# Start of SUPPLIED MATERIAL
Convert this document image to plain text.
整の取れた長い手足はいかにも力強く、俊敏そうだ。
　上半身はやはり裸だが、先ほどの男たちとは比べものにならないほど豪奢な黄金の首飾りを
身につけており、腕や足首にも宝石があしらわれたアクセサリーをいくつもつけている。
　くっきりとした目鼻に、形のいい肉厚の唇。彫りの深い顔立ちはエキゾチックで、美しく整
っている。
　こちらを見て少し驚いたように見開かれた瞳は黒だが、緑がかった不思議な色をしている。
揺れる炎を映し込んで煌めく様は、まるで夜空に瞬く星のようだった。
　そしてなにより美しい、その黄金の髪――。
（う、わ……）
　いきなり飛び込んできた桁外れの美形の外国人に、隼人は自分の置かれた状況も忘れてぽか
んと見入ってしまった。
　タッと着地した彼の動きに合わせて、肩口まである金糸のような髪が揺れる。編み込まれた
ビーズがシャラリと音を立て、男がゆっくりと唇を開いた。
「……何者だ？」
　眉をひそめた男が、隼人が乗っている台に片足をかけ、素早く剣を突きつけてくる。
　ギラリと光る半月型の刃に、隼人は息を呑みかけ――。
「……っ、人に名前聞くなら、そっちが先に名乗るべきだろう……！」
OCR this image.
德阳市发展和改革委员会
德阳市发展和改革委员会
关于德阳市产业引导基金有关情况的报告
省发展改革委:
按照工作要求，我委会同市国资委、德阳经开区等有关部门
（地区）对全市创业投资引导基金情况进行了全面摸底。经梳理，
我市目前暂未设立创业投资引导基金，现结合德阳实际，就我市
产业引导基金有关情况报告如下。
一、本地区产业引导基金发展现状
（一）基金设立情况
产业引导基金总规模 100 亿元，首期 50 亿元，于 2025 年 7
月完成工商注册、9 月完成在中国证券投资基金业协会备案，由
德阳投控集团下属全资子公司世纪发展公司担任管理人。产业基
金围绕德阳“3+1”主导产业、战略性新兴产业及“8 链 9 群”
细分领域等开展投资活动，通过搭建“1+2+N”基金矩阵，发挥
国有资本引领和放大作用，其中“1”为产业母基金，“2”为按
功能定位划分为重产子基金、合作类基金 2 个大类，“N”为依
# End of SUPPLIED MATERIAL
## TASK
Report only how many lines in the entries contain "image".

## EXERCISE RESPONSE
2